[Some records]
========================
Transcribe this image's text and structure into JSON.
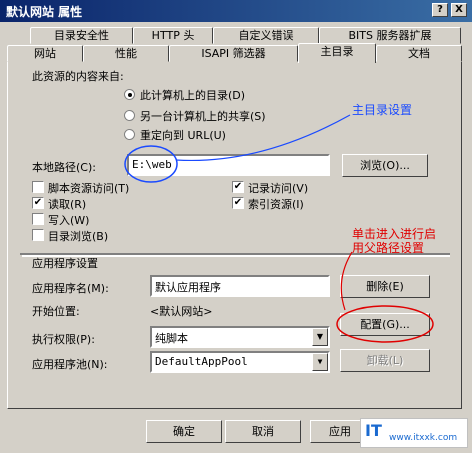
{
  "window": {
    "title": "默认网站 属性",
    "help": "?",
    "close": "X"
  },
  "tabs_row1": [
    "目录安全性",
    "HTTP 头",
    "自定义错误",
    "BITS 服务器扩展"
  ],
  "tabs_row2": [
    "网站",
    "性能",
    "ISAPI 筛选器",
    "主目录",
    "文档"
  ],
  "source": {
    "heading": "此资源的内容来自:",
    "options": [
      "此计算机上的目录(D)",
      "另一台计算机上的共享(S)",
      "重定向到 URL(U)"
    ],
    "selected": 0
  },
  "local_path": {
    "label": "本地路径(C):",
    "value": "E:\\web",
    "browse": "浏览(O)..."
  },
  "checks_left": [
    {
      "label": "脚本资源访问(T)",
      "checked": false
    },
    {
      "label": "读取(R)",
      "checked": true
    },
    {
      "label": "写入(W)",
      "checked": false
    },
    {
      "label": "目录浏览(B)",
      "checked": false
    }
  ],
  "checks_right": [
    {
      "label": "记录访问(V)",
      "checked": true
    },
    {
      "label": "索引资源(I)",
      "checked": true
    }
  ],
  "app_settings": {
    "heading": "应用程序设置",
    "name_label": "应用程序名(M):",
    "name_value": "默认应用程序",
    "remove": "删除(E)",
    "start_label": "开始位置:",
    "start_value": "<默认网站>",
    "config": "配置(G)...",
    "perm_label": "执行权限(P):",
    "perm_value": "纯脚本",
    "pool_label": "应用程序池(N):",
    "pool_value": "DefaultAppPool",
    "unload": "卸载(L)"
  },
  "footer": {
    "ok": "确定",
    "cancel": "取消",
    "apply": "应用"
  },
  "annotations": {
    "main_dir": "主目录设置",
    "parent_path_line1": "单击进入进行启",
    "parent_path_line2": "用父路径设置",
    "watermark": "www.itxxk.com"
  }
}
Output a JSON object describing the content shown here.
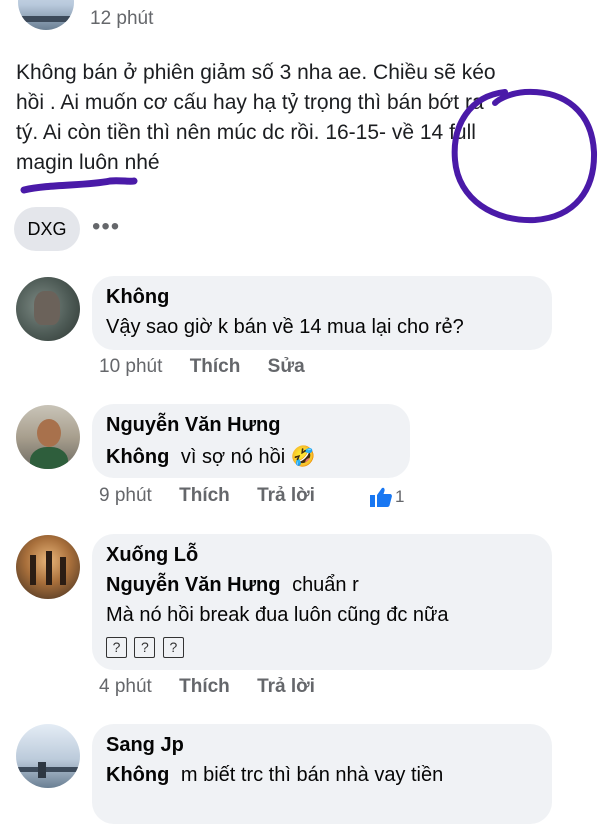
{
  "post": {
    "time": "12 phút",
    "lines": [
      "Không bán ở phiên giảm số 3 nha ae. Chiều sẽ kéo",
      "hồi . Ai muốn cơ cấu hay hạ tỷ trọng thì bán bớt ra",
      "tý. Ai còn tiền thì nên múc dc rồi. 16-15- về 14 full",
      "magin luôn nhé"
    ],
    "tag": "DXG",
    "more": "•••"
  },
  "comments": [
    {
      "name": "Không",
      "text": "Vậy sao giờ k bán về 14 mua lại cho rẻ?",
      "time": "10 phút",
      "like": "Thích",
      "edit": "Sửa"
    },
    {
      "name": "Nguyễn Văn Hưng",
      "mention": "Không",
      "text": "vì sợ nó hồi",
      "emoji": "🤣",
      "time": "9 phút",
      "like": "Thích",
      "reply": "Trả lời",
      "reaction_count": "1"
    },
    {
      "name": "Xuống Lỗ",
      "mention": "Nguyễn Văn Hưng",
      "text_after": "chuẩn r",
      "text2": "Mà nó hồi break đua luôn cũng đc nữa",
      "boxes": [
        "?",
        "?",
        "?"
      ],
      "time": "4 phút",
      "like": "Thích",
      "reply": "Trả lời"
    },
    {
      "name": "Sang Jp",
      "mention": "Không",
      "text": "m biết trc thì bán nhà vay tiền"
    }
  ],
  "colors": {
    "ink": "#4a1aa8",
    "like_blue": "#1877f2",
    "bubble": "#f0f2f5"
  }
}
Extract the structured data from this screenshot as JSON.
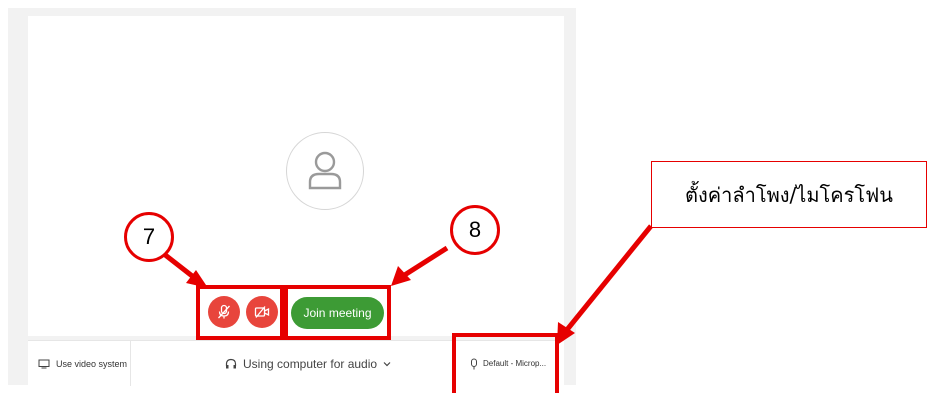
{
  "join_button": {
    "label": "Join meeting"
  },
  "bottom_bar": {
    "video_system_label": "Use video system",
    "audio_label": "Using computer for audio",
    "mic_label": "Default - Microp..."
  },
  "annotations": {
    "step_7": "7",
    "step_8": "8",
    "speaker_mic_settings": "ตั้งค่าลำโพง/ไมโครโฟน"
  },
  "icons": [
    "person-icon",
    "mic-muted-icon",
    "video-off-icon",
    "screen-icon",
    "headphones-icon",
    "chevron-down-icon",
    "microphone-icon"
  ],
  "colors": {
    "control_red": "#e8453c",
    "join_green": "#3d9b35",
    "annotation_red": "#e60000"
  }
}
========================
_Required work_
Copy every line of the listing containing the string "Hưng".

_Solved exercise_
      "name": "Nguyễn Văn Hưng",
      "mention": "Nguyễn Văn Hưng",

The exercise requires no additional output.